#### DATASET ROWS ####
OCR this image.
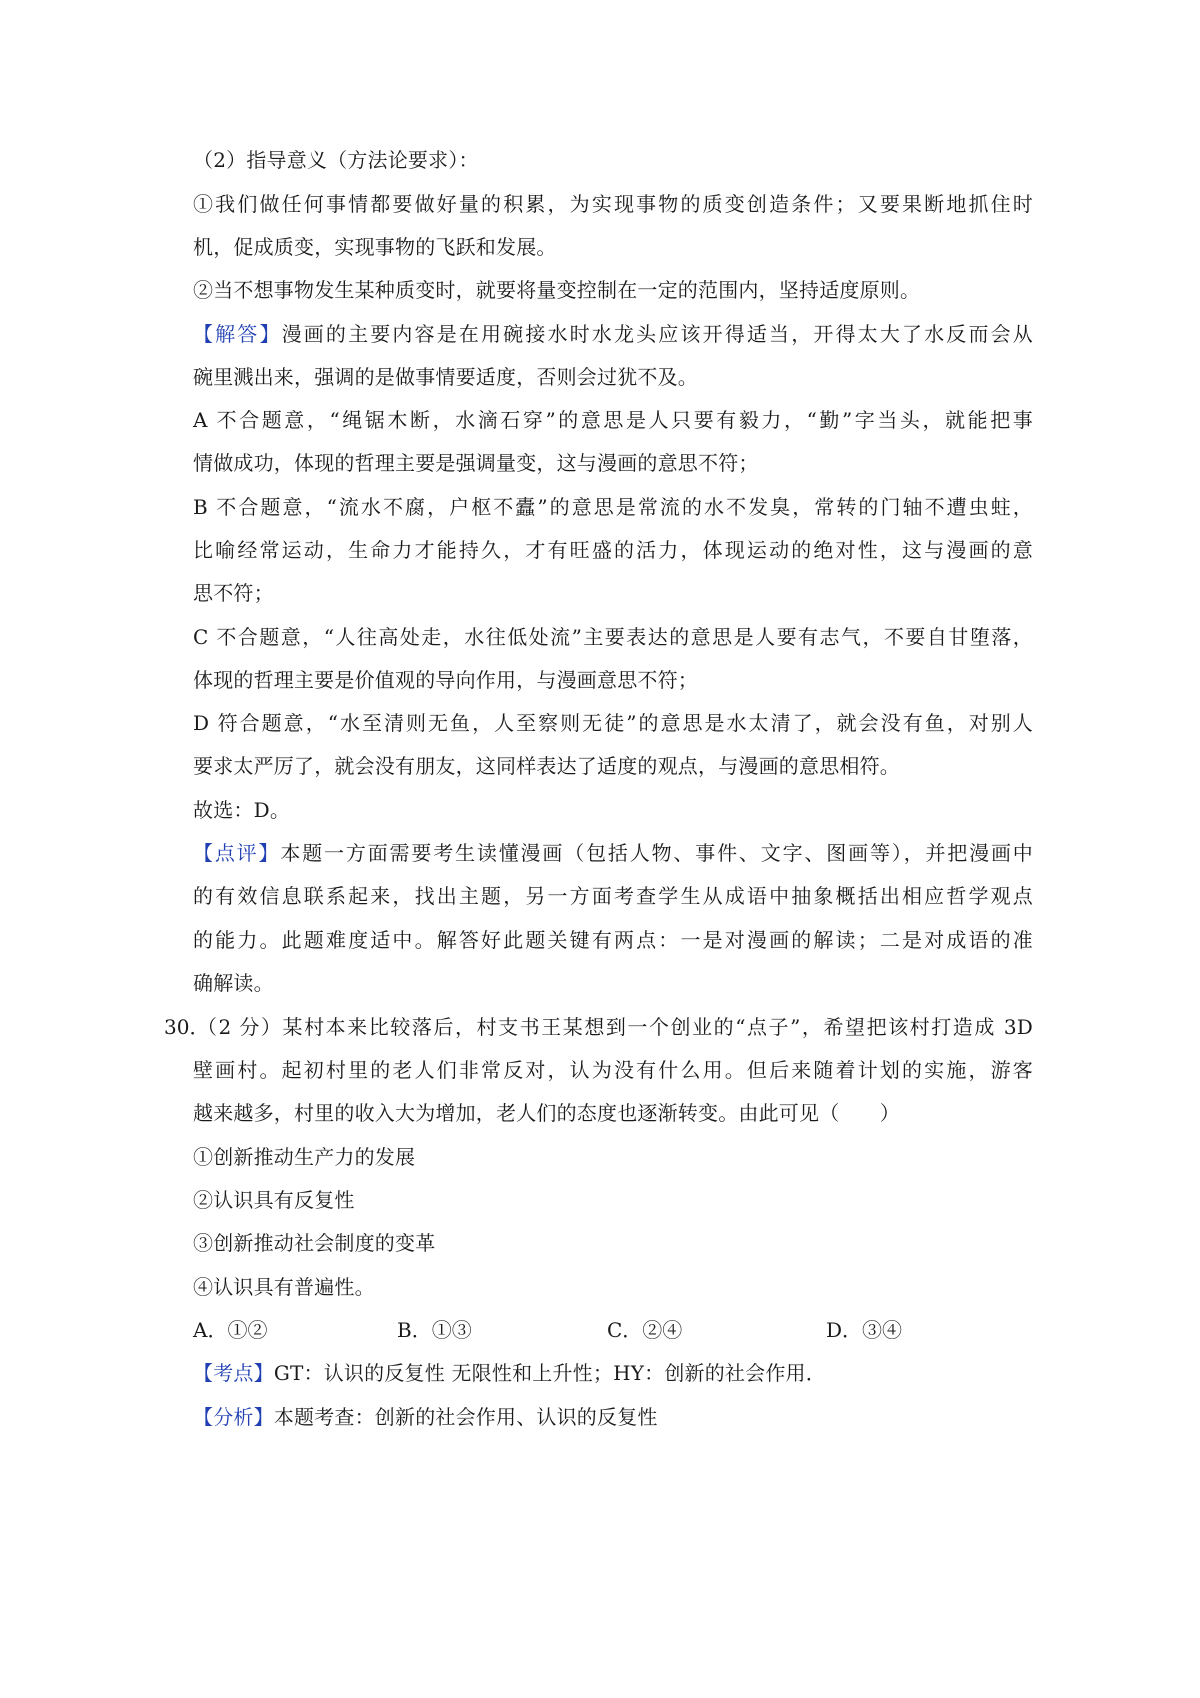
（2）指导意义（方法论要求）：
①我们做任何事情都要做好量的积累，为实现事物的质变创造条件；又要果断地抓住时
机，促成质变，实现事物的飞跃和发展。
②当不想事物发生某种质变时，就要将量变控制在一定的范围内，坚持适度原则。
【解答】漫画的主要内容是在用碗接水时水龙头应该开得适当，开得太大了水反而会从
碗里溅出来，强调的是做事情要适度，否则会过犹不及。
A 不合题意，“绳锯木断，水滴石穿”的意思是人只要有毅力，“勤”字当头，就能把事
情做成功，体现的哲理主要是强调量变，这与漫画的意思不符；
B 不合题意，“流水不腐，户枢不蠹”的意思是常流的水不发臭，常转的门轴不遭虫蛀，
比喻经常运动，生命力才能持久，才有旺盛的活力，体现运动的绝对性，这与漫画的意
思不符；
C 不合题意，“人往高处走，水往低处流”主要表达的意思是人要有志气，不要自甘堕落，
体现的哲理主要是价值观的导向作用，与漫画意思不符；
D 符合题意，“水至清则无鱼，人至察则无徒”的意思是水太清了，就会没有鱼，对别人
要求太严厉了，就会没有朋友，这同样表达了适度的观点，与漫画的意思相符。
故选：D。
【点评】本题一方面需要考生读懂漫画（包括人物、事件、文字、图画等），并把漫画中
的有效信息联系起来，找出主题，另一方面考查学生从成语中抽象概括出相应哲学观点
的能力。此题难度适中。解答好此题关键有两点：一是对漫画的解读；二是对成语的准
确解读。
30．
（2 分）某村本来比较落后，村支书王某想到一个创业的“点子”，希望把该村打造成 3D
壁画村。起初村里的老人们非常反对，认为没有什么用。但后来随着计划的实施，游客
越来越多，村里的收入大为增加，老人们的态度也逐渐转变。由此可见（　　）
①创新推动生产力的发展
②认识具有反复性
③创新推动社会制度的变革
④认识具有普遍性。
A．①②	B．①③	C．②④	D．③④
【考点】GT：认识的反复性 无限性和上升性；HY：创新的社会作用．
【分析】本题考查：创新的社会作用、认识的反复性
####
THE EXERCISE - Transcribe the listing in full and omit the pictures.

OUTPUT FOR THIS TASK -
OCR this image.
（2）指导意义（方法论要求）：
①我们做任何事情都要做好量的积累，为实现事物的质变创造条件；又要果断地抓住时
机，促成质变，实现事物的飞跃和发展。
②当不想事物发生某种质变时，就要将量变控制在一定的范围内，坚持适度原则。
【解答】漫画的主要内容是在用碗接水时水龙头应该开得适当，开得太大了水反而会从
碗里溅出来，强调的是做事情要适度，否则会过犹不及。
A 不合题意，“绳锯木断，水滴石穿”的意思是人只要有毅力，“勤”字当头，就能把事
情做成功，体现的哲理主要是强调量变，这与漫画的意思不符；
B 不合题意，“流水不腐，户枢不蠹”的意思是常流的水不发臭，常转的门轴不遭虫蛀，
比喻经常运动，生命力才能持久，才有旺盛的活力，体现运动的绝对性，这与漫画的意
思不符；
C 不合题意，“人往高处走，水往低处流”主要表达的意思是人要有志气，不要自甘堕落，
体现的哲理主要是价值观的导向作用，与漫画意思不符；
D 符合题意，“水至清则无鱼，人至察则无徒”的意思是水太清了，就会没有鱼，对别人
要求太严厉了，就会没有朋友，这同样表达了适度的观点，与漫画的意思相符。
故选：D。
【点评】本题一方面需要考生读懂漫画（包括人物、事件、文字、图画等），并把漫画中
的有效信息联系起来，找出主题，另一方面考查学生从成语中抽象概括出相应哲学观点
的能力。此题难度适中。解答好此题关键有两点：一是对漫画的解读；二是对成语的准
确解读。
30．
（2 分）某村本来比较落后，村支书王某想到一个创业的“点子”，希望把该村打造成 3D
壁画村。起初村里的老人们非常反对，认为没有什么用。但后来随着计划的实施，游客
越来越多，村里的收入大为增加，老人们的态度也逐渐转变。由此可见（　　）
①创新推动生产力的发展
②认识具有反复性
③创新推动社会制度的变革
④认识具有普遍性。
A．①②	B．①③	C．②④	D．③④
【考点】GT：认识的反复性 无限性和上升性；HY：创新的社会作用．
【分析】本题考查：创新的社会作用、认识的反复性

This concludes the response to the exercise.